* [A block of data]:
┄┄┄┄┄┄

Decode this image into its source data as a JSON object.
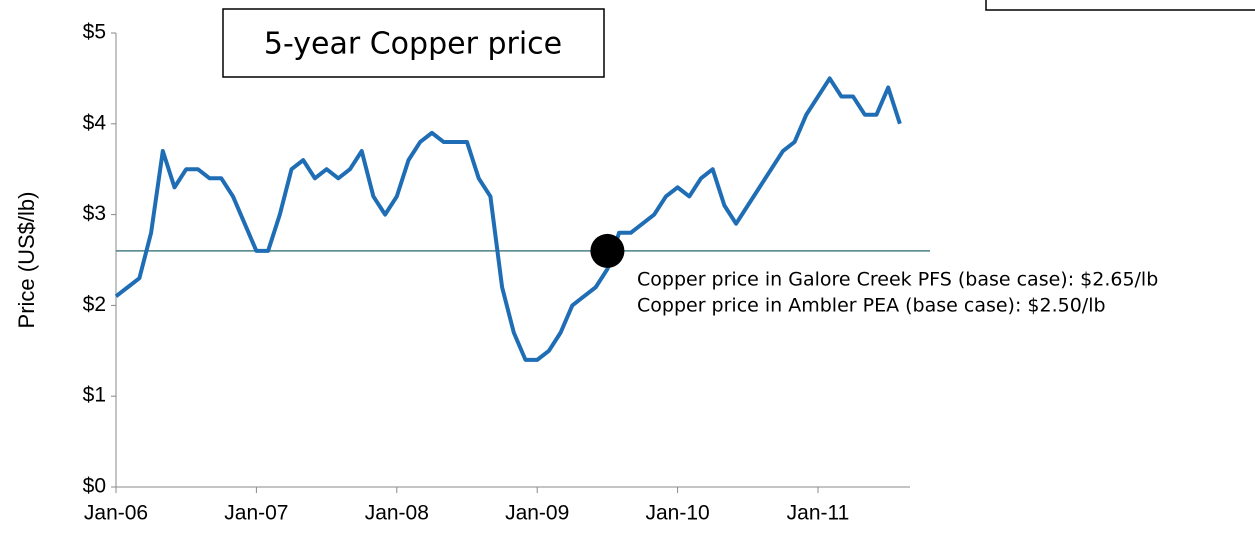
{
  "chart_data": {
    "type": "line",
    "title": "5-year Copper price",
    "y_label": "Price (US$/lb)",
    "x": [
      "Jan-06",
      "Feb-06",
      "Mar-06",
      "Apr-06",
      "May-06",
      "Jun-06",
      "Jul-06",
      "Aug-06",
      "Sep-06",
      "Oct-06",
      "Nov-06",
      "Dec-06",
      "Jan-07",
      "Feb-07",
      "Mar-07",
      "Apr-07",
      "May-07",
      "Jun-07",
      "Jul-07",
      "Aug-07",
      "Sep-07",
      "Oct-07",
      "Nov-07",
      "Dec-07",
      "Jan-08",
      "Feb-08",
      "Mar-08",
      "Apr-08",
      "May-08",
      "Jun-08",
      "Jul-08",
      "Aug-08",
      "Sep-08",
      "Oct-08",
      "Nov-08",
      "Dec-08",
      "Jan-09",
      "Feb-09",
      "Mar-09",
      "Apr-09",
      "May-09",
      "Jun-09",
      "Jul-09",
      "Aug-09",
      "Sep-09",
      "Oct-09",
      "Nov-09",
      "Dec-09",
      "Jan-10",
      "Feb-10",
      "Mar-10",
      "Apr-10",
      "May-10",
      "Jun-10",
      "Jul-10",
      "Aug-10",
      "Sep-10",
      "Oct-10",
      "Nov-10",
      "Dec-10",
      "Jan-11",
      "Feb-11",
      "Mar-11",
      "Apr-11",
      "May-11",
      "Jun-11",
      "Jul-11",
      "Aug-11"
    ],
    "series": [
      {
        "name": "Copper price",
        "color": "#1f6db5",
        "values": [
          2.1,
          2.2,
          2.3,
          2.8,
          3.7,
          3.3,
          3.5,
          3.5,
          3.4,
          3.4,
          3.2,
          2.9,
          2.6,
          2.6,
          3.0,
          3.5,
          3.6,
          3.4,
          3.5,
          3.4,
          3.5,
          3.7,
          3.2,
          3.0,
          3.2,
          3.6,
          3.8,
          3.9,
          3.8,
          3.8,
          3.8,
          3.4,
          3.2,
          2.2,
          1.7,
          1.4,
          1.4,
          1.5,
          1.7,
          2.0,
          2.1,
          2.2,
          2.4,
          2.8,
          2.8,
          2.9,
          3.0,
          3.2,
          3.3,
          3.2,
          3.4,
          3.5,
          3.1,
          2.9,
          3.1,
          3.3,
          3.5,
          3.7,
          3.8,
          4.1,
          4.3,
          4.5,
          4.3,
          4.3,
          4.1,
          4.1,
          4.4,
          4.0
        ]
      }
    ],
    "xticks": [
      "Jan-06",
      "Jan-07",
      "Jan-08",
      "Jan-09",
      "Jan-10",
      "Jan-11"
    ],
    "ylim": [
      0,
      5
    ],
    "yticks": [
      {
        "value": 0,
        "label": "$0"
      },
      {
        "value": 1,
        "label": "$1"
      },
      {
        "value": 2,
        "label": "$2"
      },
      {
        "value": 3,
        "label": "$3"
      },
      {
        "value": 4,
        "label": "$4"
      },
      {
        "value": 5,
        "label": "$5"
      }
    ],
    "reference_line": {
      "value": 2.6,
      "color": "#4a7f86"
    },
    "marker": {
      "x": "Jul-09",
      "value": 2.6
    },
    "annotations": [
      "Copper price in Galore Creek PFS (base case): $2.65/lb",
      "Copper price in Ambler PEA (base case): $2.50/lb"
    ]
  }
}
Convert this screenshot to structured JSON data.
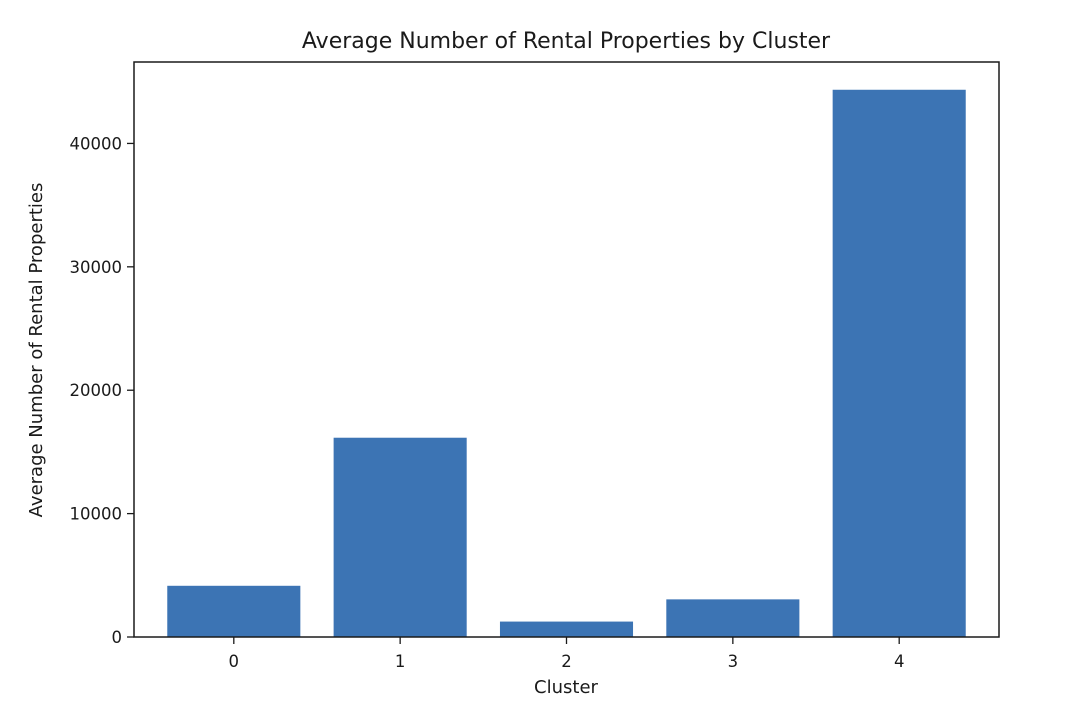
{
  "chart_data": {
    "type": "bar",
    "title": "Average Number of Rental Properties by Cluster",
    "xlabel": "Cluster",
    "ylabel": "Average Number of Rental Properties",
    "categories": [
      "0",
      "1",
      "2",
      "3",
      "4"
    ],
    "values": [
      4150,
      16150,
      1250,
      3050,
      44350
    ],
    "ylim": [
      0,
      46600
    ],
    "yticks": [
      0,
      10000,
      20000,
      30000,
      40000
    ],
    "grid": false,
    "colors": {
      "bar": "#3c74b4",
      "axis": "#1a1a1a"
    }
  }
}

┄┄┄┄┄┄

* [Stated goal]: Check each line in the records for the word "title" and say how many have it, with nothing else.

* [Task output]: 2